Copy out every line of the records where the string "icon" occurs.

━━━━━━━━━━━━━━━━━━━━━━━━━━━━━━

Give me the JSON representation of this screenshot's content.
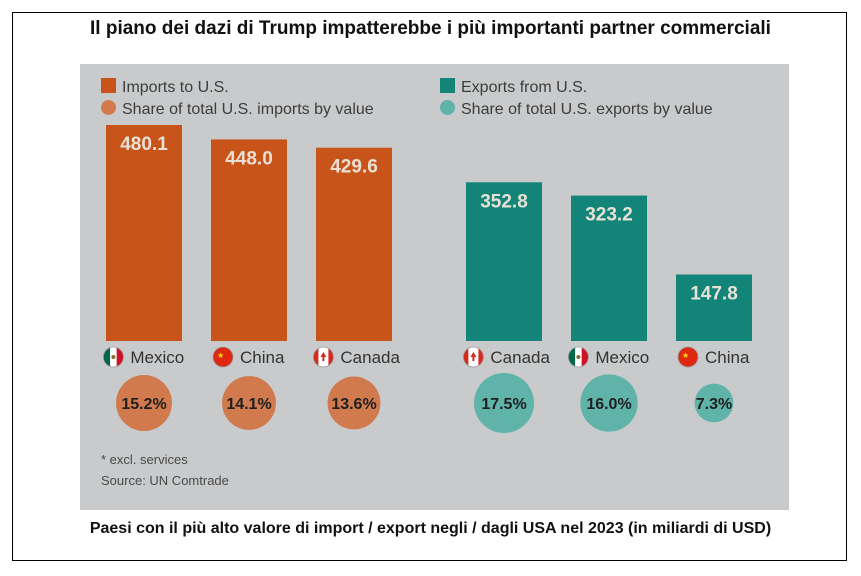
{
  "header": {
    "title": "Il piano dei dazi di Trump impatterebbe i più importanti partner commerciali",
    "subtitle": "Paesi con il più alto valore di import / export negli / dagli USA nel 2023 (in miliardi di USD)"
  },
  "legend": {
    "imports": "Imports to U.S.",
    "imports_share": "Share of total U.S. imports by value",
    "exports": "Exports from U.S.",
    "exports_share": "Share of total U.S. exports by value"
  },
  "notes": {
    "footnote": "* excl. services",
    "source": "Source: UN Comtrade"
  },
  "colors": {
    "imports_bar": "#c8541a",
    "imports_circle": "#d17a4e",
    "exports_bar": "#138478",
    "exports_circle": "#5fb3a9",
    "panel": "#c8cacb",
    "value_text": "#e9e1d6"
  },
  "chart_data": [
    {
      "type": "bar",
      "group": "imports",
      "categories": [
        "Mexico",
        "China",
        "Canada"
      ],
      "flags": [
        "mexico-flag-icon",
        "china-flag-icon",
        "canada-flag-icon"
      ],
      "values": [
        480.1,
        448.0,
        429.6
      ],
      "value_labels": [
        "480.1",
        "448.0",
        "429.6"
      ],
      "shares": [
        15.2,
        14.1,
        13.6
      ],
      "share_labels": [
        "15.2%",
        "14.1%",
        "13.6%"
      ],
      "ylim": [
        0,
        480.1
      ]
    },
    {
      "type": "bar",
      "group": "exports",
      "categories": [
        "Canada",
        "Mexico",
        "China"
      ],
      "flags": [
        "canada-flag-icon",
        "mexico-flag-icon",
        "china-flag-icon"
      ],
      "values": [
        352.8,
        323.2,
        147.8
      ],
      "value_labels": [
        "352.8",
        "323.2",
        "147.8"
      ],
      "shares": [
        17.5,
        16.0,
        7.3
      ],
      "share_labels": [
        "17.5%",
        "16.0%",
        "7.3%"
      ],
      "ylim": [
        0,
        480.1
      ]
    }
  ]
}
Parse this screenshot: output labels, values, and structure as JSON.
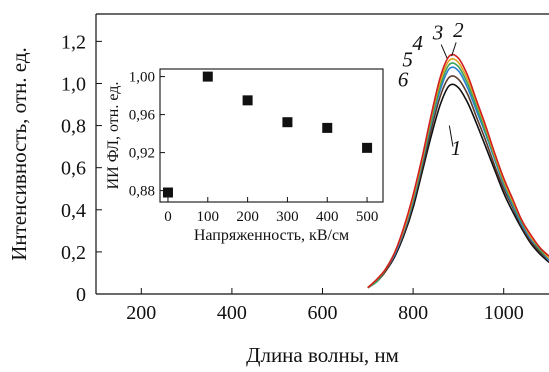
{
  "chart_data": [
    {
      "type": "line",
      "xlabel": "Длина волны, нм",
      "ylabel": "Интенсивность, отн. ед.",
      "xlim": [
        100,
        1100
      ],
      "ylim": [
        0,
        1.33
      ],
      "xticks": [
        200,
        400,
        600,
        800,
        1000
      ],
      "xtick_labels": [
        "200",
        "400",
        "600",
        "800",
        "1000"
      ],
      "yticks": [
        0,
        0.2,
        0.4,
        0.6,
        0.8,
        1.0,
        1.2
      ],
      "ytick_labels": [
        "0",
        "0,2",
        "0,4",
        "0,6",
        "0,8",
        "1,0",
        "1,2"
      ],
      "grid": false,
      "x": [
        700,
        720,
        740,
        760,
        780,
        800,
        820,
        840,
        860,
        880,
        900,
        920,
        940,
        960,
        980,
        1000,
        1020,
        1040,
        1060,
        1080,
        1100
      ],
      "series": [
        {
          "name": "1",
          "color": "#111111",
          "peak": 1.0,
          "values": [
            0.03,
            0.06,
            0.11,
            0.18,
            0.28,
            0.41,
            0.58,
            0.75,
            0.9,
            0.99,
            0.98,
            0.91,
            0.81,
            0.7,
            0.59,
            0.48,
            0.39,
            0.31,
            0.24,
            0.19,
            0.15
          ]
        },
        {
          "name": "6",
          "color": "#5a3a2a",
          "peak": 1.04,
          "values": [
            0.03,
            0.06,
            0.11,
            0.19,
            0.29,
            0.43,
            0.6,
            0.78,
            0.94,
            1.03,
            1.02,
            0.95,
            0.84,
            0.73,
            0.61,
            0.5,
            0.41,
            0.32,
            0.25,
            0.2,
            0.16
          ]
        },
        {
          "name": "5",
          "color": "#2a7fcf",
          "peak": 1.08,
          "values": [
            0.03,
            0.06,
            0.12,
            0.19,
            0.3,
            0.44,
            0.62,
            0.81,
            0.97,
            1.07,
            1.06,
            0.98,
            0.87,
            0.76,
            0.64,
            0.52,
            0.42,
            0.33,
            0.26,
            0.21,
            0.16
          ]
        },
        {
          "name": "4",
          "color": "#3aa35a",
          "peak": 1.1,
          "values": [
            0.03,
            0.06,
            0.12,
            0.2,
            0.31,
            0.45,
            0.63,
            0.82,
            0.99,
            1.09,
            1.08,
            1.0,
            0.89,
            0.77,
            0.65,
            0.53,
            0.43,
            0.34,
            0.27,
            0.21,
            0.17
          ]
        },
        {
          "name": "3",
          "color": "#e0a020",
          "peak": 1.12,
          "values": [
            0.03,
            0.07,
            0.12,
            0.2,
            0.31,
            0.46,
            0.64,
            0.84,
            1.01,
            1.11,
            1.1,
            1.02,
            0.91,
            0.79,
            0.66,
            0.54,
            0.44,
            0.35,
            0.27,
            0.22,
            0.17
          ]
        },
        {
          "name": "2",
          "color": "#d02020",
          "peak": 1.14,
          "values": [
            0.03,
            0.07,
            0.12,
            0.2,
            0.32,
            0.47,
            0.65,
            0.85,
            1.03,
            1.13,
            1.12,
            1.04,
            0.92,
            0.8,
            0.67,
            0.55,
            0.45,
            0.35,
            0.28,
            0.22,
            0.18
          ]
        }
      ],
      "curve_labels": [
        {
          "text": "1",
          "x": 895,
          "y": 0.66
        },
        {
          "text": "6",
          "x": 778,
          "y": 0.985
        },
        {
          "text": "5",
          "x": 788,
          "y": 1.08
        },
        {
          "text": "4",
          "x": 810,
          "y": 1.16
        },
        {
          "text": "3",
          "x": 855,
          "y": 1.21
        },
        {
          "text": "2",
          "x": 900,
          "y": 1.22
        }
      ]
    },
    {
      "type": "scatter",
      "xlabel": "Напряженность, кВ/см",
      "ylabel": "ИИ ФЛ, отн. ед.",
      "xlim": [
        -20,
        540
      ],
      "ylim": [
        0.868,
        1.008
      ],
      "xticks": [
        0,
        100,
        200,
        300,
        400,
        500
      ],
      "xtick_labels": [
        "0",
        "100",
        "200",
        "300",
        "400",
        "500"
      ],
      "yticks": [
        0.88,
        0.92,
        0.96,
        1.0
      ],
      "ytick_labels": [
        "0,88",
        "0,92",
        "0,96",
        "1,00"
      ],
      "x": [
        0,
        100,
        200,
        300,
        400,
        500
      ],
      "y": [
        0.878,
        1.0,
        0.975,
        0.952,
        0.946,
        0.925
      ],
      "marker": "square",
      "color": "#111111"
    }
  ]
}
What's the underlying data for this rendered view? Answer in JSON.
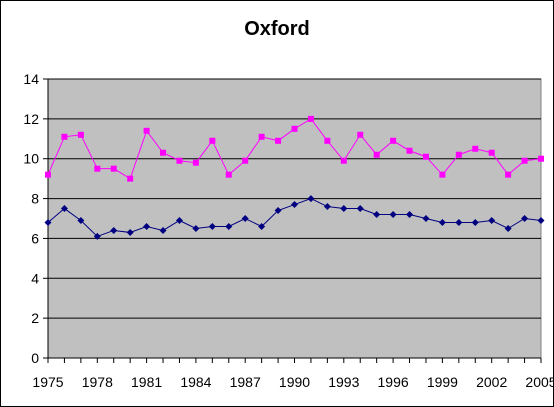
{
  "chart_data": {
    "type": "line",
    "title": "Oxford",
    "xlabel": "",
    "ylabel": "",
    "x": [
      1975,
      1976,
      1977,
      1978,
      1979,
      1980,
      1981,
      1982,
      1983,
      1984,
      1985,
      1986,
      1987,
      1988,
      1989,
      1990,
      1991,
      1992,
      1993,
      1994,
      1995,
      1996,
      1997,
      1998,
      1999,
      2000,
      2001,
      2002,
      2003,
      2004,
      2005
    ],
    "x_tick_labels": [
      "1975",
      "1978",
      "1981",
      "1984",
      "1987",
      "1990",
      "1993",
      "1996",
      "1999",
      "2002",
      "2005"
    ],
    "y_tick_labels": [
      "0",
      "2",
      "4",
      "6",
      "8",
      "10",
      "12",
      "14"
    ],
    "xlim": [
      1975,
      2005
    ],
    "ylim": [
      0,
      14
    ],
    "grid": true,
    "plot_background": "#c0c0c0",
    "series": [
      {
        "color": "#ff00ff",
        "marker": "square",
        "values": [
          9.2,
          11.1,
          11.2,
          9.5,
          9.5,
          9.0,
          11.4,
          10.3,
          9.9,
          9.8,
          10.9,
          9.2,
          9.9,
          11.1,
          10.9,
          11.5,
          12.0,
          10.9,
          9.9,
          11.2,
          10.2,
          10.9,
          10.4,
          10.1,
          9.2,
          10.2,
          10.5,
          10.3,
          9.2,
          9.9,
          10.0
        ]
      },
      {
        "color": "#000080",
        "marker": "diamond",
        "values": [
          6.8,
          7.5,
          6.9,
          6.1,
          6.4,
          6.3,
          6.6,
          6.4,
          6.9,
          6.5,
          6.6,
          6.6,
          7.0,
          6.6,
          7.4,
          7.7,
          8.0,
          7.6,
          7.5,
          7.5,
          7.2,
          7.2,
          7.2,
          7.0,
          6.8,
          6.8,
          6.8,
          6.9,
          6.5,
          7.0,
          6.9
        ]
      }
    ]
  }
}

━━━━━━━━━━━━━━━━━━━━━━━━━━━━━━

■ Task solution ■
        "mexico-flag-icon",
        "china-flag-icon",
        "canada-flag-icon"
        "canada-flag-icon",
        "mexico-flag-icon",
        "china-flag-icon"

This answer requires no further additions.